* [Exercise requirements]: Wherever the string "того" shows up in a line, count that line. Give the total alone.

* [Records from a collection]:
____________

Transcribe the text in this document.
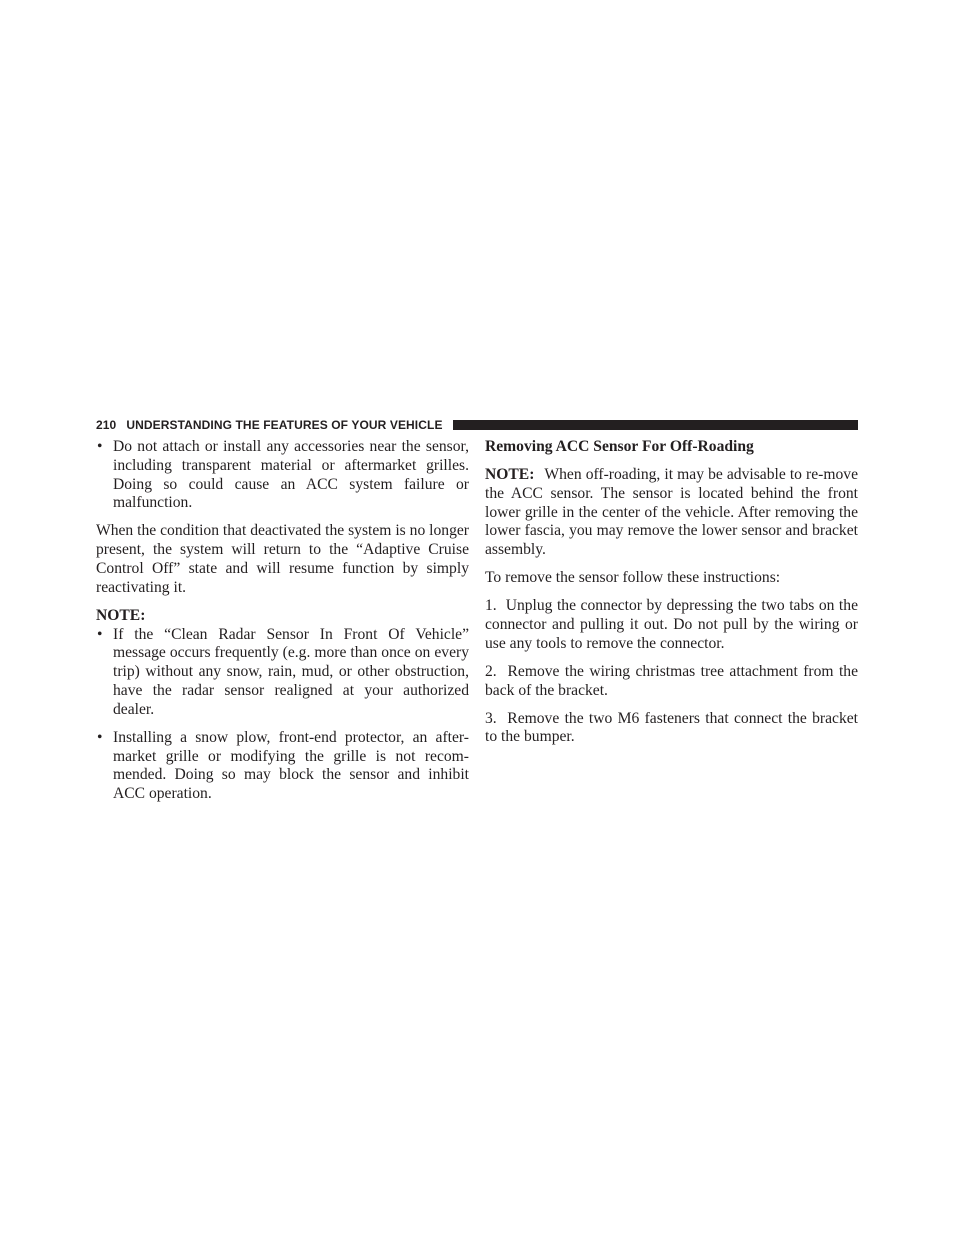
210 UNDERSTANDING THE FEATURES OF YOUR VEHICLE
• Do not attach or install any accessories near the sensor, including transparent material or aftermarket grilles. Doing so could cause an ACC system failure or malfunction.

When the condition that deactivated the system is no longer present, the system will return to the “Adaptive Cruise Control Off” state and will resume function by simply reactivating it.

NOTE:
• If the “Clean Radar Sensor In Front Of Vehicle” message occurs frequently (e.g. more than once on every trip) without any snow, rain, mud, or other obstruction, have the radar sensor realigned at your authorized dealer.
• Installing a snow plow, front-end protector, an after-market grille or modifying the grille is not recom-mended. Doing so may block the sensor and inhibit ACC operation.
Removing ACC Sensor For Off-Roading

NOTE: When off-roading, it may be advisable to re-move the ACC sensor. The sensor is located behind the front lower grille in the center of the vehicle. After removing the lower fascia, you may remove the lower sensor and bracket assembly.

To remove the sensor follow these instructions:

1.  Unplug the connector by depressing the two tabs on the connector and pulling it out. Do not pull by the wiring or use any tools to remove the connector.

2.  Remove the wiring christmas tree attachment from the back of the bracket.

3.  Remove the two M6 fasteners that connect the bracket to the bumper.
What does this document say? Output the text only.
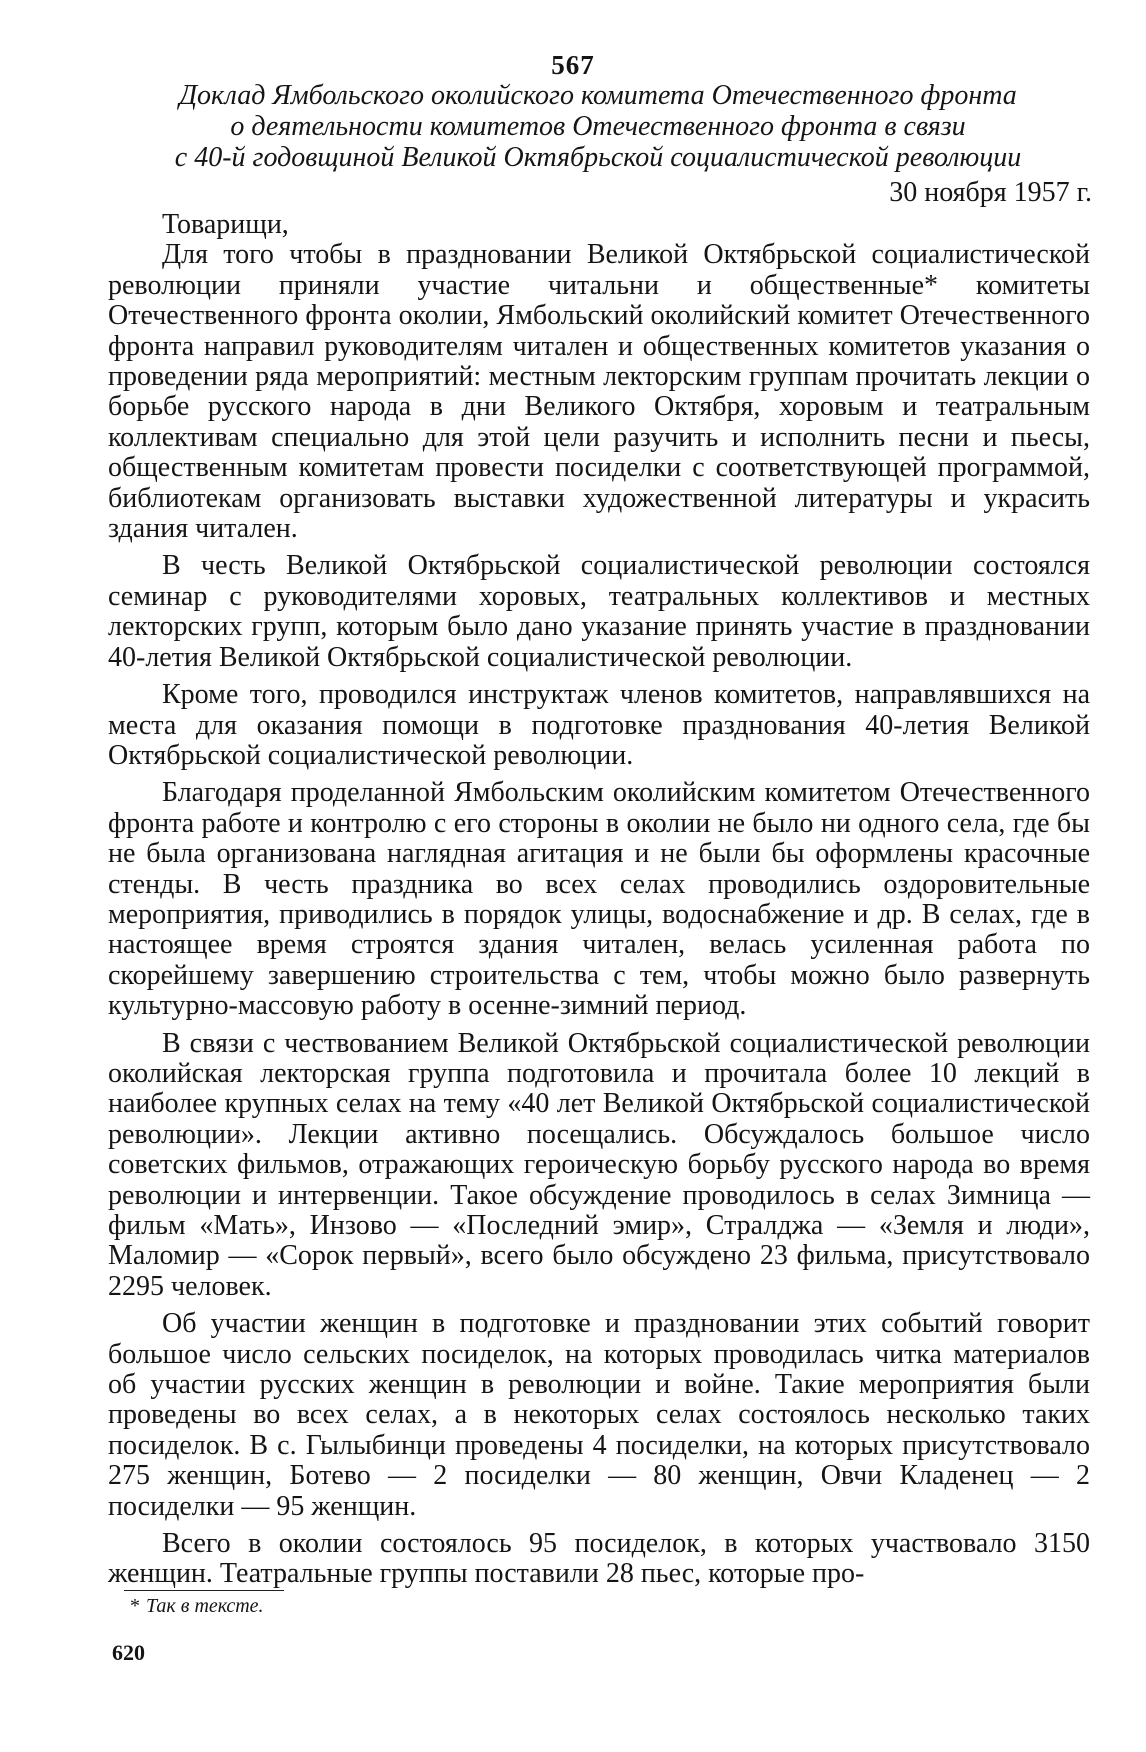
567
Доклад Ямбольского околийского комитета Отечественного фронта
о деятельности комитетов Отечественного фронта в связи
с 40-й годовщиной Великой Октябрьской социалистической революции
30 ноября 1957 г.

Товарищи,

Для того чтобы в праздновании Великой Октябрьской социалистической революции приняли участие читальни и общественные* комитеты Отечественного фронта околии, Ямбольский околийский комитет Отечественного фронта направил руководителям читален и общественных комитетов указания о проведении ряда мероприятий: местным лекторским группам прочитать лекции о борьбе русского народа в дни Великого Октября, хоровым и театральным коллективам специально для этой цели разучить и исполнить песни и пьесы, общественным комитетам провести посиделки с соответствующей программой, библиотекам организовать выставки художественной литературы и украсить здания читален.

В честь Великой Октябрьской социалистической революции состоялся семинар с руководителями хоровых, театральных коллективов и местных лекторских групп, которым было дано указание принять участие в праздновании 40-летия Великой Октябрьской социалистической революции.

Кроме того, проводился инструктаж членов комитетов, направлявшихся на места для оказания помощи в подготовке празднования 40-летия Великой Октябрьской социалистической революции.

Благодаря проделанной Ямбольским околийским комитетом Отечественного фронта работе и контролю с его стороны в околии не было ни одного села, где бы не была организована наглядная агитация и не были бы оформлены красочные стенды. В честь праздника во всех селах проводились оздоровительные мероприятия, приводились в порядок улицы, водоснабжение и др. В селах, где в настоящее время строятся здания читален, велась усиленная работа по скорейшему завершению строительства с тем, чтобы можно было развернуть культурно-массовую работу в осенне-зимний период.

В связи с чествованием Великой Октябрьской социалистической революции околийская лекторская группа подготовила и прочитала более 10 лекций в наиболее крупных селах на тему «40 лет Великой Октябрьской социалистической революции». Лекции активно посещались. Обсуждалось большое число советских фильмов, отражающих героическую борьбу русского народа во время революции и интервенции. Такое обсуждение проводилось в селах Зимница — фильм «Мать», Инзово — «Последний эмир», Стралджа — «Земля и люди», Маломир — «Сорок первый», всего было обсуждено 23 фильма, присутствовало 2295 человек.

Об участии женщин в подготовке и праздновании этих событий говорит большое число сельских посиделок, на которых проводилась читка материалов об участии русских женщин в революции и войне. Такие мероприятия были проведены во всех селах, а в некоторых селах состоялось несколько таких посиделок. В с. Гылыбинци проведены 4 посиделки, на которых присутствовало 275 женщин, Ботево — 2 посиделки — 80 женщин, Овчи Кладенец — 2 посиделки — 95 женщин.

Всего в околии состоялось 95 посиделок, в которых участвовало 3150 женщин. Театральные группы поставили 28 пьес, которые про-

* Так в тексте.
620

____________

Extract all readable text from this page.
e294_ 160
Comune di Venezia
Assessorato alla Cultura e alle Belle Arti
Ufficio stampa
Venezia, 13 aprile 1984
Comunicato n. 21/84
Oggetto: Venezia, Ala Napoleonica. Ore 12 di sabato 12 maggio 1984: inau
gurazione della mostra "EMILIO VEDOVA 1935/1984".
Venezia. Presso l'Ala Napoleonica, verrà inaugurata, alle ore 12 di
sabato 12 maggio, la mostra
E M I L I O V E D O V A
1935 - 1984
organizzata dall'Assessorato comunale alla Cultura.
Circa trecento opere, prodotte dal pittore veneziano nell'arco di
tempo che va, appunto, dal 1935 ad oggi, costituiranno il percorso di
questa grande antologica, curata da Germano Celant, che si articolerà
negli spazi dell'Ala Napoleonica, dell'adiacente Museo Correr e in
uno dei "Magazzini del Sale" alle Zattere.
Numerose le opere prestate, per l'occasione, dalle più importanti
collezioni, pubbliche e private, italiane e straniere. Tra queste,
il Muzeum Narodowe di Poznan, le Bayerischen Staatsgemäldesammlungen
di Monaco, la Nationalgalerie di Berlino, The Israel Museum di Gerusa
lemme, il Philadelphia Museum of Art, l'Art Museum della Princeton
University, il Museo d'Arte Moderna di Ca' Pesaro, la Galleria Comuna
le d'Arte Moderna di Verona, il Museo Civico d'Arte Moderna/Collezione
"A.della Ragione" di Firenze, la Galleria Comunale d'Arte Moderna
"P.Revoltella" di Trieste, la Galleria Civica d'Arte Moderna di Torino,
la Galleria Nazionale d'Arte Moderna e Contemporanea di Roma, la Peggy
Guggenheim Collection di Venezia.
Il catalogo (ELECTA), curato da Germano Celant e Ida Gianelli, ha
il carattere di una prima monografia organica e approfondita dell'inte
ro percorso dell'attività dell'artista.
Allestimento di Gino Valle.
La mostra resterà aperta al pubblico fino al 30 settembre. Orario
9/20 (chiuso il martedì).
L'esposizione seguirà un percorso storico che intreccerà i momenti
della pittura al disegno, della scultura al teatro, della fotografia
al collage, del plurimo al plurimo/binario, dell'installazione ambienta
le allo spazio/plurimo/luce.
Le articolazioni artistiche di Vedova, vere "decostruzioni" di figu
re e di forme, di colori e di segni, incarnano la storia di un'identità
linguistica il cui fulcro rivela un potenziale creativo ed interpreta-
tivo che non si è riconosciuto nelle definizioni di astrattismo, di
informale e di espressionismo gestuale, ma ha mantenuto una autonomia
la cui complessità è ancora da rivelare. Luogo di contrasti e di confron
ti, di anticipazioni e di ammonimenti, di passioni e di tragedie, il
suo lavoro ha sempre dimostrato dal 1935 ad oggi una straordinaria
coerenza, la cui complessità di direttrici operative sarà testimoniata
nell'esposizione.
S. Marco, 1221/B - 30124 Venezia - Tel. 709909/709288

____________

* [Right answer]: 2